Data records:
──────
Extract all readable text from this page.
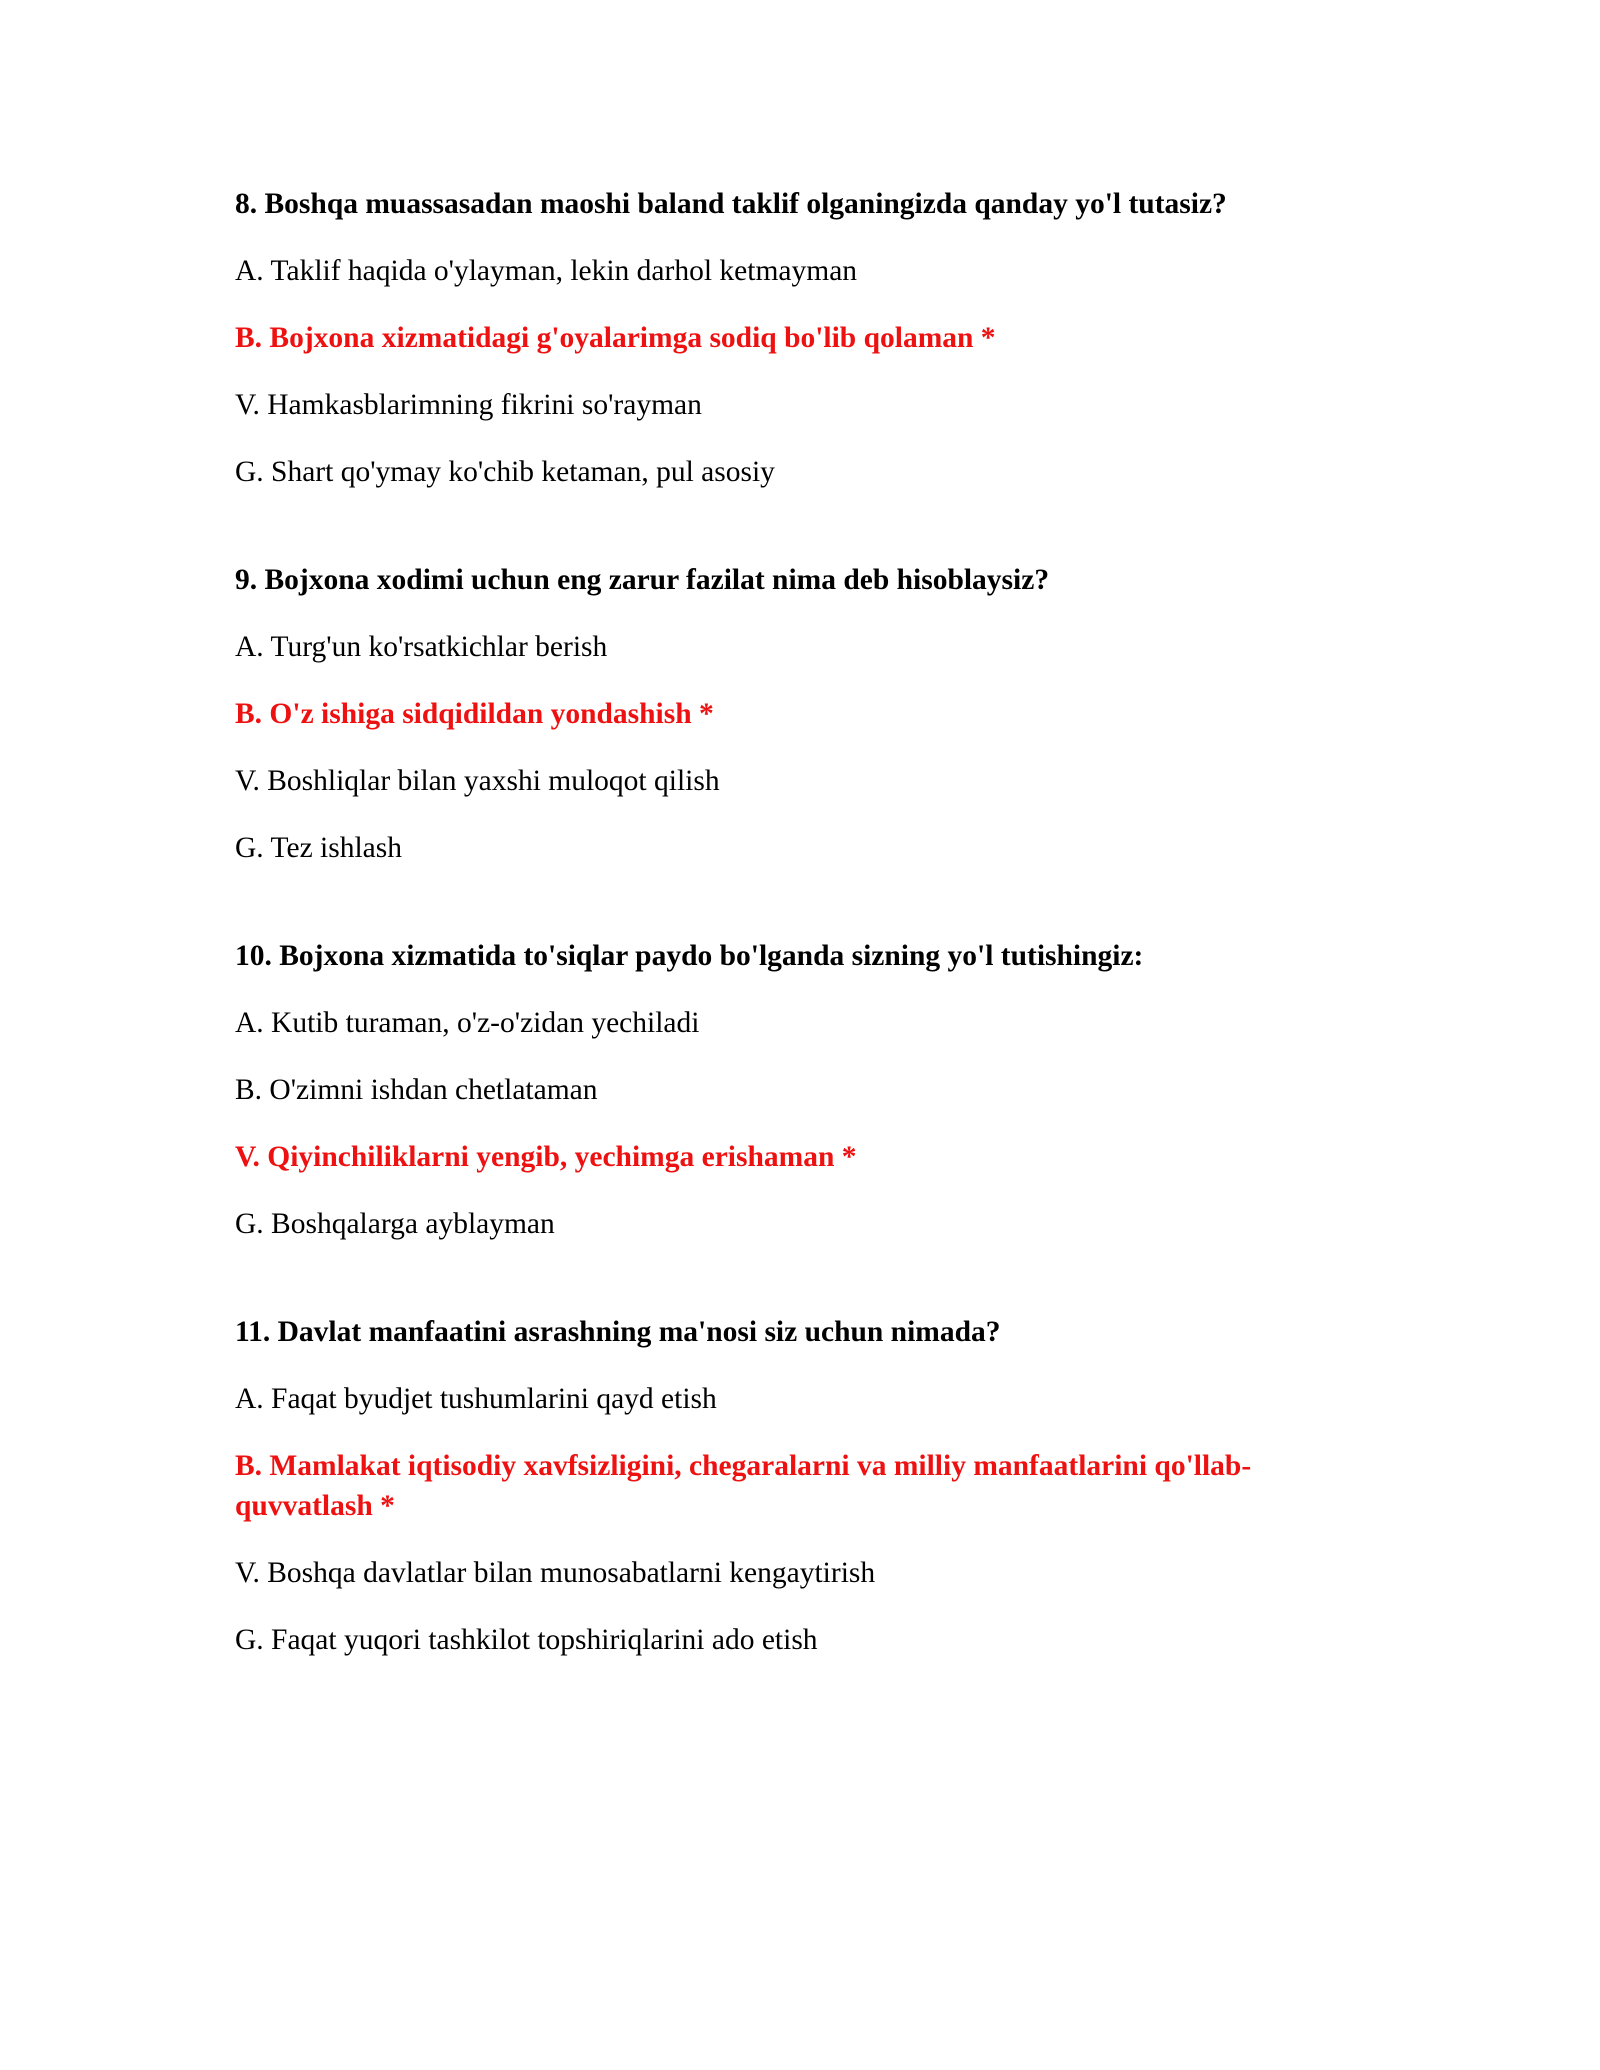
8. Boshqa muassasadan maoshi baland taklif olganingizda qanday yo'l tutasiz?

A. Taklif haqida o'ylayman, lekin darhol ketmayman

B. Bojxona xizmatidagi g'oyalarimga sodiq bo'lib qolaman *

V. Hamkasblarimning fikrini so'rayman

G. Shart qo'ymay ko'chib ketaman, pul asosiy

9. Bojxona xodimi uchun eng zarur fazilat nima deb hisoblaysiz?

A. Turg'un ko'rsatkichlar berish

B. O'z ishiga sidqidildan yondashish *

V. Boshliqlar bilan yaxshi muloqot qilish

G. Tez ishlash

10. Bojxona xizmatida to'siqlar paydo bo'lganda sizning yo'l tutishingiz:

A. Kutib turaman, o'z-o'zidan yechiladi

B. O'zimni ishdan chetlataman

V. Qiyinchiliklarni yengib, yechimga erishaman *

G. Boshqalarga ayblayman

11. Davlat manfaatini asrashning ma'nosi siz uchun nimada?

A. Faqat byudjet tushumlarini qayd etish

B. Mamlakat iqtisodiy xavfsizligini, chegaralarni va milliy manfaatlarini qo'llab-quvvatlash *

V. Boshqa davlatlar bilan munosabatlarni kengaytirish

G. Faqat yuqori tashkilot topshiriqlarini ado etish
──────
Write out the entries above word for word. Do not include the pictures.

Extract all readable text from this page.
8. Boshqa muassasadan maoshi baland taklif olganingizda qanday yo'l tutasiz?

A. Taklif haqida o'ylayman, lekin darhol ketmayman

B. Bojxona xizmatidagi g'oyalarimga sodiq bo'lib qolaman *

V. Hamkasblarimning fikrini so'rayman

G. Shart qo'ymay ko'chib ketaman, pul asosiy

9. Bojxona xodimi uchun eng zarur fazilat nima deb hisoblaysiz?

A. Turg'un ko'rsatkichlar berish

B. O'z ishiga sidqidildan yondashish *

V. Boshliqlar bilan yaxshi muloqot qilish

G. Tez ishlash

10. Bojxona xizmatida to'siqlar paydo bo'lganda sizning yo'l tutishingiz:

A. Kutib turaman, o'z-o'zidan yechiladi

B. O'zimni ishdan chetlataman

V. Qiyinchiliklarni yengib, yechimga erishaman *

G. Boshqalarga ayblayman

11. Davlat manfaatini asrashning ma'nosi siz uchun nimada?

A. Faqat byudjet tushumlarini qayd etish

B. Mamlakat iqtisodiy xavfsizligini, chegaralarni va milliy manfaatlarini qo'llab-quvvatlash *

V. Boshqa davlatlar bilan munosabatlarni kengaytirish

G. Faqat yuqori tashkilot topshiriqlarini ado etish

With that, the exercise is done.